= Prompt =
Each entry must be reproduced precisely as it stands.

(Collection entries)
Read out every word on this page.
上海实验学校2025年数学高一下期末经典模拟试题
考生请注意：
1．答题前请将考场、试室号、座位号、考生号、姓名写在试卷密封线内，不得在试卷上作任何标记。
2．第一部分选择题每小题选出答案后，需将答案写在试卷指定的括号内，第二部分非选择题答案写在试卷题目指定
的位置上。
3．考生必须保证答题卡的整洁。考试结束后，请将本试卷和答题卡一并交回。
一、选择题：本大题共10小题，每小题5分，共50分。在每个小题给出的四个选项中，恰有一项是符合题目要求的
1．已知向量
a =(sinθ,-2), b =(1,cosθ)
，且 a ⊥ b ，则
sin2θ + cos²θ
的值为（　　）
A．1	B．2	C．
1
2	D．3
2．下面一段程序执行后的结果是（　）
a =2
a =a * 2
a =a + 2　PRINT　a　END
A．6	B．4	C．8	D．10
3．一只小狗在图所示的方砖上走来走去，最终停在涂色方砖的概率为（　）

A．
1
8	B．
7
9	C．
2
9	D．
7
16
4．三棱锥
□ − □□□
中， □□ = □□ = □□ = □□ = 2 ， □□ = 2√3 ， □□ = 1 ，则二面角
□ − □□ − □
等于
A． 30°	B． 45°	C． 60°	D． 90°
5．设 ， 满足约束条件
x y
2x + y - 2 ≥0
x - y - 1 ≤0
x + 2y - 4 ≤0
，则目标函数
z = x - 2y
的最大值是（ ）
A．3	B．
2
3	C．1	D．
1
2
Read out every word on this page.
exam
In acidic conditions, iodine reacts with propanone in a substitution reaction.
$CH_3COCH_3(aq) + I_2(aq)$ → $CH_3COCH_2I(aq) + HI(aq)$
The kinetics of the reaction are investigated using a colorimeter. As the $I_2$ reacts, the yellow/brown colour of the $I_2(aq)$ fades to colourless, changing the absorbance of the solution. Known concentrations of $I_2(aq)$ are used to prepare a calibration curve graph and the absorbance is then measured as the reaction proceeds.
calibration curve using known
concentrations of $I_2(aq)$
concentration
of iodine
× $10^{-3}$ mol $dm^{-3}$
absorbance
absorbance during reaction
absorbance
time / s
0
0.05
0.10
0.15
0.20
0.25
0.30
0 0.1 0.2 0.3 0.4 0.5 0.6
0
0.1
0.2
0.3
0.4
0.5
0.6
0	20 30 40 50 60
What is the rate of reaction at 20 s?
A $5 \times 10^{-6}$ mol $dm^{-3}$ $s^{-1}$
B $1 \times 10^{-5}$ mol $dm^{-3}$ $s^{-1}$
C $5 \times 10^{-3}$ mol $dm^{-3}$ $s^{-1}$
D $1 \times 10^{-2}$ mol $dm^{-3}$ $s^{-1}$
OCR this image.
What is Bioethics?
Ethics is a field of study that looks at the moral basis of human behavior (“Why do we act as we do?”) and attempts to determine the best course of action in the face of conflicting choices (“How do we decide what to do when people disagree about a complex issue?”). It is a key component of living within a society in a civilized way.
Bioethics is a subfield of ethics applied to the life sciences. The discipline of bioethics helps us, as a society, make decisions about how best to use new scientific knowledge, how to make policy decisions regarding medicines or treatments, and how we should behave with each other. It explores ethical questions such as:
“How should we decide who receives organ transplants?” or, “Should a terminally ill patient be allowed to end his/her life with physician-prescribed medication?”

= Answer to this task =
Read out every word on this page.
上海实验学校2025年数学高一下期末经典模拟试题
考生请注意：
1．答题前请将考场、试室号、座位号、考生号、姓名写在试卷密封线内，不得在试卷上作任何标记。
2．第一部分选择题每小题选出答案后，需将答案写在试卷指定的括号内，第二部分非选择题答案写在试卷题目指定
的位置上。
3．考生必须保证答题卡的整洁。考试结束后，请将本试卷和答题卡一并交回。
一、选择题：本大题共10小题，每小题5分，共50分。在每个小题给出的四个选项中，恰有一项是符合题目要求的
1．已知向量
a =(sinθ,-2), b =(1,cosθ)
，且 a ⊥ b ，则
sin2θ + cos²θ
的值为（　　）
A．1	B．2	C．
1
2	D．3
2．下面一段程序执行后的结果是（　）
a =2
a =a * 2
a =a + 2　PRINT　a　END
A．6	B．4	C．8	D．10
3．一只小狗在图所示的方砖上走来走去，最终停在涂色方砖的概率为（　）

A．
1
8	B．
7
9	C．
2
9	D．
7
16
4．三棱锥
□ − □□□
中， □□ = □□ = □□ = □□ = 2 ， □□ = 2√3 ， □□ = 1 ，则二面角
□ − □□ − □
等于
A． 30°	B． 45°	C． 60°	D． 90°
5．设 ， 满足约束条件
x y
2x + y - 2 ≥0
x - y - 1 ≤0
x + 2y - 4 ≤0
，则目标函数
z = x - 2y
的最大值是（ ）
A．3	B．
2
3	C．1	D．
1
2
Read out every word on this page.
exam
In acidic conditions, iodine reacts with propanone in a substitution reaction.
$CH_3COCH_3(aq) + I_2(aq)$ → $CH_3COCH_2I(aq) + HI(aq)$
The kinetics of the reaction are investigated using a colorimeter. As the $I_2$ reacts, the yellow/brown colour of the $I_2(aq)$ fades to colourless, changing the absorbance of the solution. Known concentrations of $I_2(aq)$ are used to prepare a calibration curve graph and the absorbance is then measured as the reaction proceeds.
calibration curve using known
concentrations of $I_2(aq)$
concentration
of iodine
× $10^{-3}$ mol $dm^{-3}$
absorbance
absorbance during reaction
absorbance
time / s
0
0.05
0.10
0.15
0.20
0.25
0.30
0 0.1 0.2 0.3 0.4 0.5 0.6
0
0.1
0.2
0.3
0.4
0.5
0.6
0	20 30 40 50 60
What is the rate of reaction at 20 s?
A $5 \times 10^{-6}$ mol $dm^{-3}$ $s^{-1}$
B $1 \times 10^{-5}$ mol $dm^{-3}$ $s^{-1}$
C $5 \times 10^{-3}$ mol $dm^{-3}$ $s^{-1}$
D $1 \times 10^{-2}$ mol $dm^{-3}$ $s^{-1}$
OCR this image.
What is Bioethics?
Ethics is a field of study that looks at the moral basis of human behavior (“Why do we act as we do?”) and attempts to determine the best course of action in the face of conflicting choices (“How do we decide what to do when people disagree about a complex issue?”). It is a key component of living within a society in a civilized way.
Bioethics is a subfield of ethics applied to the life sciences. The discipline of bioethics helps us, as a society, make decisions about how best to use new scientific knowledge, how to make policy decisions regarding medicines or treatments, and how we should behave with each other. It explores ethical questions such as:
“How should we decide who receives organ transplants?” or, “Should a terminally ill patient be allowed to end his/her life with physician-prescribed medication?”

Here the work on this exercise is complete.